>>>

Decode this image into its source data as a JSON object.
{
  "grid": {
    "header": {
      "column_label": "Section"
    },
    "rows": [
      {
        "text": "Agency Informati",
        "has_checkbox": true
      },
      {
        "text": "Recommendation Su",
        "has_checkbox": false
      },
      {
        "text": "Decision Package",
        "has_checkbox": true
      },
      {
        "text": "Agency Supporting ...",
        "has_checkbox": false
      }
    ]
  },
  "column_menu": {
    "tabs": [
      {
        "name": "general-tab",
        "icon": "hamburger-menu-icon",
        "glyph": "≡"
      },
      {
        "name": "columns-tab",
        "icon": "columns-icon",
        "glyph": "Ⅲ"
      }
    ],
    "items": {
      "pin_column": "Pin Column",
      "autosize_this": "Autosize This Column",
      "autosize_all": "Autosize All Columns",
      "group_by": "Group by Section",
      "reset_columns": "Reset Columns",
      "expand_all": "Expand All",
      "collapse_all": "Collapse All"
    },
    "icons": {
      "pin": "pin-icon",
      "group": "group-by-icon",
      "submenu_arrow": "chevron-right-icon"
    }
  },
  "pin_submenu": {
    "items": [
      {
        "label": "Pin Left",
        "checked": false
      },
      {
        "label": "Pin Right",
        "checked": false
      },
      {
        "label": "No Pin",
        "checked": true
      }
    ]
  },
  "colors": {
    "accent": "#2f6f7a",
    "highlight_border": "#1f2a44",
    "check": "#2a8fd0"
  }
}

<<<

**Required task:** Gather every line containing the word "text" and copy it.

**Answer below:**
        "text": "Agency Informati",
        "text": "Recommendation Su",
        "text": "Decision Package",
        "text": "Agency Supporting ...",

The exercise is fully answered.